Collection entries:
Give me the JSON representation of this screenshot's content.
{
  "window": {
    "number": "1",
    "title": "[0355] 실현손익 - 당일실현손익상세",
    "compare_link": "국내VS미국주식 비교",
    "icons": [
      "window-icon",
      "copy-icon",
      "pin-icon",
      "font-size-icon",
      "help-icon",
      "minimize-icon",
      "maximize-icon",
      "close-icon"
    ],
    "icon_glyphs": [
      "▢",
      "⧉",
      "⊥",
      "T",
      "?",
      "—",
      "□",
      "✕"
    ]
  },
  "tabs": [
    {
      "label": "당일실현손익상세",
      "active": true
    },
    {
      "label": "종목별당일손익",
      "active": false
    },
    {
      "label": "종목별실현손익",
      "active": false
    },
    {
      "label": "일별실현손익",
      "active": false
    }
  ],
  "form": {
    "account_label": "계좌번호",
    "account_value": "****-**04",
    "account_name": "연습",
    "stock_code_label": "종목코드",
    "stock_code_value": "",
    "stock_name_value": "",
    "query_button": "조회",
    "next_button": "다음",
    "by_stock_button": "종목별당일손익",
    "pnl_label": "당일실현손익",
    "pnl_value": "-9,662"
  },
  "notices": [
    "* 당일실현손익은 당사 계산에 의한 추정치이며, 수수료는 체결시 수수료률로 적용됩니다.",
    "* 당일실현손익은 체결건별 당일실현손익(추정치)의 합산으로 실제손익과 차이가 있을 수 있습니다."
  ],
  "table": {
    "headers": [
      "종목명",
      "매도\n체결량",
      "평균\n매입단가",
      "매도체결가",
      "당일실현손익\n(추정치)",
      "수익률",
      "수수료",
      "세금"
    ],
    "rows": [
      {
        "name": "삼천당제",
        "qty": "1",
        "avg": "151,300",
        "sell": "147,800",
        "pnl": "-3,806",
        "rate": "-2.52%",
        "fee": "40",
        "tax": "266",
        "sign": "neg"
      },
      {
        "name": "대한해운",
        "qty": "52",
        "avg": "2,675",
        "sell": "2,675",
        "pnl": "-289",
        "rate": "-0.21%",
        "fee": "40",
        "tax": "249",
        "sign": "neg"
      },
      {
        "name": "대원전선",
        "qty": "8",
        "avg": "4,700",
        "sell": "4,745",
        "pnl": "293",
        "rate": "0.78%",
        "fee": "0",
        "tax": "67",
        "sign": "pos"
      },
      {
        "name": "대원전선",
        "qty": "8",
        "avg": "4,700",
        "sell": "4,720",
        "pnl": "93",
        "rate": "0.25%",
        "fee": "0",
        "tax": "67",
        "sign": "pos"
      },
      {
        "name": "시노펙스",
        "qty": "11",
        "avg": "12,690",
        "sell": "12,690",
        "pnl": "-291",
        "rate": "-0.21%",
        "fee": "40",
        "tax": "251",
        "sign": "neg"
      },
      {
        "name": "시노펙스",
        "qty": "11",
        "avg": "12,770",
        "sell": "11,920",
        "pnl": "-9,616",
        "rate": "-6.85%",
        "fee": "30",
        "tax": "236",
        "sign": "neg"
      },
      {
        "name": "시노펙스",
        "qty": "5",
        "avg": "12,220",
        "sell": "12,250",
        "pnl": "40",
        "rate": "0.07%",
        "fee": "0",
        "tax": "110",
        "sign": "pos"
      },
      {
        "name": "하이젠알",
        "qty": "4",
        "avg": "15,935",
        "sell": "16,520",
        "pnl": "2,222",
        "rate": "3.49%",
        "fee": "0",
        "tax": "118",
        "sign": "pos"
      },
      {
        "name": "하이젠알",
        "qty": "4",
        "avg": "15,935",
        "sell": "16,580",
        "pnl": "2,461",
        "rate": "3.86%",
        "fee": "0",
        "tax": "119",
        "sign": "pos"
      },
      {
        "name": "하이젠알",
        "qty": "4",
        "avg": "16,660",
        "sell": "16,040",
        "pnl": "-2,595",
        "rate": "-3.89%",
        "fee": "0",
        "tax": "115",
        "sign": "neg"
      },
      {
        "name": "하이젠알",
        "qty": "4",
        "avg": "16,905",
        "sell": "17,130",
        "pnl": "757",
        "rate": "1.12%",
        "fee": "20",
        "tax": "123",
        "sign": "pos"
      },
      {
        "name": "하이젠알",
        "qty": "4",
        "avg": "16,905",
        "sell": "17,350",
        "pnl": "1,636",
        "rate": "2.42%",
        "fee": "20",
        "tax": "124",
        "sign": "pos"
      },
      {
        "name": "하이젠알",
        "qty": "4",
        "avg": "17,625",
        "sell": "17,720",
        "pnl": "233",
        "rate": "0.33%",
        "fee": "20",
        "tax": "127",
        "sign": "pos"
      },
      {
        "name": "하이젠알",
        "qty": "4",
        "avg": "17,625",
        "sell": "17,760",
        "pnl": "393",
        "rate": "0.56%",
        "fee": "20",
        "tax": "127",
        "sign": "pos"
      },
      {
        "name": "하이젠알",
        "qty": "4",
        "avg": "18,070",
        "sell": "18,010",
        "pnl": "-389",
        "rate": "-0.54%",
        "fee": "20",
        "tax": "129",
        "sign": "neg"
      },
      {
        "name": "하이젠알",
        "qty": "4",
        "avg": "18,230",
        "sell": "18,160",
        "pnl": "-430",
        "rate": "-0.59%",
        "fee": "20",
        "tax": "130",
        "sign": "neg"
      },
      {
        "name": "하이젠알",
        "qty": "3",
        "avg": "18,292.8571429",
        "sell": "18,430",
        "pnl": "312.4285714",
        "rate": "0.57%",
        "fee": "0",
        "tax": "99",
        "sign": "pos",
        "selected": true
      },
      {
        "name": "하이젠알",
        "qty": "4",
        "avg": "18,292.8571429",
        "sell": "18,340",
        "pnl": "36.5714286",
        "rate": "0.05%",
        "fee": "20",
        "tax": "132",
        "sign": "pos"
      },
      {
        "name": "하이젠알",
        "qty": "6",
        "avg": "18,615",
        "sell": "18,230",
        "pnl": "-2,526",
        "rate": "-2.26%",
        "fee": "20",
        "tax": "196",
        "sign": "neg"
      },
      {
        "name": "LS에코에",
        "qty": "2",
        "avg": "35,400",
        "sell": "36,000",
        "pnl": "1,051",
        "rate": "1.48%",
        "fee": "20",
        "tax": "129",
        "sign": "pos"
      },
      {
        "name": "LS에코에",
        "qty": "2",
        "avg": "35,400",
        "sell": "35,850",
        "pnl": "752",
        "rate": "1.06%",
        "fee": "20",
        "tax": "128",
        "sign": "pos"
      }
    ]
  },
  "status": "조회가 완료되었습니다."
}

§ **Brief**:
Repeat all of the entries exactly.

§ **The completed task**:
Give me the JSON representation of this screenshot's content.
{
  "window": {
    "number": "1",
    "title": "[0355] 실현손익 - 당일실현손익상세",
    "compare_link": "국내VS미국주식 비교",
    "icons": [
      "window-icon",
      "copy-icon",
      "pin-icon",
      "font-size-icon",
      "help-icon",
      "minimize-icon",
      "maximize-icon",
      "close-icon"
    ],
    "icon_glyphs": [
      "▢",
      "⧉",
      "⊥",
      "T",
      "?",
      "—",
      "□",
      "✕"
    ]
  },
  "tabs": [
    {
      "label": "당일실현손익상세",
      "active": true
    },
    {
      "label": "종목별당일손익",
      "active": false
    },
    {
      "label": "종목별실현손익",
      "active": false
    },
    {
      "label": "일별실현손익",
      "active": false
    }
  ],
  "form": {
    "account_label": "계좌번호",
    "account_value": "****-**04",
    "account_name": "연습",
    "stock_code_label": "종목코드",
    "stock_code_value": "",
    "stock_name_value": "",
    "query_button": "조회",
    "next_button": "다음",
    "by_stock_button": "종목별당일손익",
    "pnl_label": "당일실현손익",
    "pnl_value": "-9,662"
  },
  "notices": [
    "* 당일실현손익은 당사 계산에 의한 추정치이며, 수수료는 체결시 수수료률로 적용됩니다.",
    "* 당일실현손익은 체결건별 당일실현손익(추정치)의 합산으로 실제손익과 차이가 있을 수 있습니다."
  ],
  "table": {
    "headers": [
      "종목명",
      "매도\n체결량",
      "평균\n매입단가",
      "매도체결가",
      "당일실현손익\n(추정치)",
      "수익률",
      "수수료",
      "세금"
    ],
    "rows": [
      {
        "name": "삼천당제",
        "qty": "1",
        "avg": "151,300",
        "sell": "147,800",
        "pnl": "-3,806",
        "rate": "-2.52%",
        "fee": "40",
        "tax": "266",
        "sign": "neg"
      },
      {
        "name": "대한해운",
        "qty": "52",
        "avg": "2,675",
        "sell": "2,675",
        "pnl": "-289",
        "rate": "-0.21%",
        "fee": "40",
        "tax": "249",
        "sign": "neg"
      },
      {
        "name": "대원전선",
        "qty": "8",
        "avg": "4,700",
        "sell": "4,745",
        "pnl": "293",
        "rate": "0.78%",
        "fee": "0",
        "tax": "67",
        "sign": "pos"
      },
      {
        "name": "대원전선",
        "qty": "8",
        "avg": "4,700",
        "sell": "4,720",
        "pnl": "93",
        "rate": "0.25%",
        "fee": "0",
        "tax": "67",
        "sign": "pos"
      },
      {
        "name": "시노펙스",
        "qty": "11",
        "avg": "12,690",
        "sell": "12,690",
        "pnl": "-291",
        "rate": "-0.21%",
        "fee": "40",
        "tax": "251",
        "sign": "neg"
      },
      {
        "name": "시노펙스",
        "qty": "11",
        "avg": "12,770",
        "sell": "11,920",
        "pnl": "-9,616",
        "rate": "-6.85%",
        "fee": "30",
        "tax": "236",
        "sign": "neg"
      },
      {
        "name": "시노펙스",
        "qty": "5",
        "avg": "12,220",
        "sell": "12,250",
        "pnl": "40",
        "rate": "0.07%",
        "fee": "0",
        "tax": "110",
        "sign": "pos"
      },
      {
        "name": "하이젠알",
        "qty": "4",
        "avg": "15,935",
        "sell": "16,520",
        "pnl": "2,222",
        "rate": "3.49%",
        "fee": "0",
        "tax": "118",
        "sign": "pos"
      },
      {
        "name": "하이젠알",
        "qty": "4",
        "avg": "15,935",
        "sell": "16,580",
        "pnl": "2,461",
        "rate": "3.86%",
        "fee": "0",
        "tax": "119",
        "sign": "pos"
      },
      {
        "name": "하이젠알",
        "qty": "4",
        "avg": "16,660",
        "sell": "16,040",
        "pnl": "-2,595",
        "rate": "-3.89%",
        "fee": "0",
        "tax": "115",
        "sign": "neg"
      },
      {
        "name": "하이젠알",
        "qty": "4",
        "avg": "16,905",
        "sell": "17,130",
        "pnl": "757",
        "rate": "1.12%",
        "fee": "20",
        "tax": "123",
        "sign": "pos"
      },
      {
        "name": "하이젠알",
        "qty": "4",
        "avg": "16,905",
        "sell": "17,350",
        "pnl": "1,636",
        "rate": "2.42%",
        "fee": "20",
        "tax": "124",
        "sign": "pos"
      },
      {
        "name": "하이젠알",
        "qty": "4",
        "avg": "17,625",
        "sell": "17,720",
        "pnl": "233",
        "rate": "0.33%",
        "fee": "20",
        "tax": "127",
        "sign": "pos"
      },
      {
        "name": "하이젠알",
        "qty": "4",
        "avg": "17,625",
        "sell": "17,760",
        "pnl": "393",
        "rate": "0.56%",
        "fee": "20",
        "tax": "127",
        "sign": "pos"
      },
      {
        "name": "하이젠알",
        "qty": "4",
        "avg": "18,070",
        "sell": "18,010",
        "pnl": "-389",
        "rate": "-0.54%",
        "fee": "20",
        "tax": "129",
        "sign": "neg"
      },
      {
        "name": "하이젠알",
        "qty": "4",
        "avg": "18,230",
        "sell": "18,160",
        "pnl": "-430",
        "rate": "-0.59%",
        "fee": "20",
        "tax": "130",
        "sign": "neg"
      },
      {
        "name": "하이젠알",
        "qty": "3",
        "avg": "18,292.8571429",
        "sell": "18,430",
        "pnl": "312.4285714",
        "rate": "0.57%",
        "fee": "0",
        "tax": "99",
        "sign": "pos",
        "selected": true
      },
      {
        "name": "하이젠알",
        "qty": "4",
        "avg": "18,292.8571429",
        "sell": "18,340",
        "pnl": "36.5714286",
        "rate": "0.05%",
        "fee": "20",
        "tax": "132",
        "sign": "pos"
      },
      {
        "name": "하이젠알",
        "qty": "6",
        "avg": "18,615",
        "sell": "18,230",
        "pnl": "-2,526",
        "rate": "-2.26%",
        "fee": "20",
        "tax": "196",
        "sign": "neg"
      },
      {
        "name": "LS에코에",
        "qty": "2",
        "avg": "35,400",
        "sell": "36,000",
        "pnl": "1,051",
        "rate": "1.48%",
        "fee": "20",
        "tax": "129",
        "sign": "pos"
      },
      {
        "name": "LS에코에",
        "qty": "2",
        "avg": "35,400",
        "sell": "35,850",
        "pnl": "752",
        "rate": "1.06%",
        "fee": "20",
        "tax": "128",
        "sign": "pos"
      }
    ]
  },
  "status": "조회가 완료되었습니다."
}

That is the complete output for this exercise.